> _VOS CONSIGNES_
Recopiez les entrées depuis le début jusqu'à la ligne contenant "85, 312, 115]", incluse, en substituant "separator" à "divider" sans rien modifier d'autre.

>>>>

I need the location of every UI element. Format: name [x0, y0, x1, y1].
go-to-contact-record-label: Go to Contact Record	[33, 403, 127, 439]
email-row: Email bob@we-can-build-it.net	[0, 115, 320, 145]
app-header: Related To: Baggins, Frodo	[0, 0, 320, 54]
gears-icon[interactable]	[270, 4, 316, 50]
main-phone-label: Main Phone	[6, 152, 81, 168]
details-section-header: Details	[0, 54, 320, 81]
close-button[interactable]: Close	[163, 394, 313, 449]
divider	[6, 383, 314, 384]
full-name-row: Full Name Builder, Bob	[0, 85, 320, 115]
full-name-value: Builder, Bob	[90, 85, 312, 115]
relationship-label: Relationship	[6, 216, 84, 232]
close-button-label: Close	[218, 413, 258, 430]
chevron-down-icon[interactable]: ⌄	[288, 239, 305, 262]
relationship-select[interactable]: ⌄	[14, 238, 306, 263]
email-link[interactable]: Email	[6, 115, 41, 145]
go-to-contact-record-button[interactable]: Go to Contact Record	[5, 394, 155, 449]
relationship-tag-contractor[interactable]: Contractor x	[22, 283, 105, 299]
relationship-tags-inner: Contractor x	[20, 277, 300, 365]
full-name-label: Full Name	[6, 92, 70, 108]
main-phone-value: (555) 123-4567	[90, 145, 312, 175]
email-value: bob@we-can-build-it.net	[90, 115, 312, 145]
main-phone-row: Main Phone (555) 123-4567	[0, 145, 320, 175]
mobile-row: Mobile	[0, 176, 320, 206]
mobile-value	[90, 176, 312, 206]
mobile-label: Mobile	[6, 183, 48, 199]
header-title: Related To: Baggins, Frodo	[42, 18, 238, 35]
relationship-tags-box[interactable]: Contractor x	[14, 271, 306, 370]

<<<<

> _RÉPONSE ATTENDUE_
I need the location of every UI element. Format: name [x0, y0, x1, y1].
go-to-contact-record-label: Go to Contact Record	[33, 403, 127, 439]
email-row: Email bob@we-can-build-it.net	[0, 115, 320, 145]
app-header: Related To: Baggins, Frodo	[0, 0, 320, 54]
gears-icon[interactable]	[270, 4, 316, 50]
main-phone-label: Main Phone	[6, 152, 81, 168]
details-section-header: Details	[0, 54, 320, 81]
close-button[interactable]: Close	[163, 394, 313, 449]
separator	[6, 383, 314, 384]
full-name-row: Full Name Builder, Bob	[0, 85, 320, 115]
full-name-value: Builder, Bob	[90, 85, 312, 115]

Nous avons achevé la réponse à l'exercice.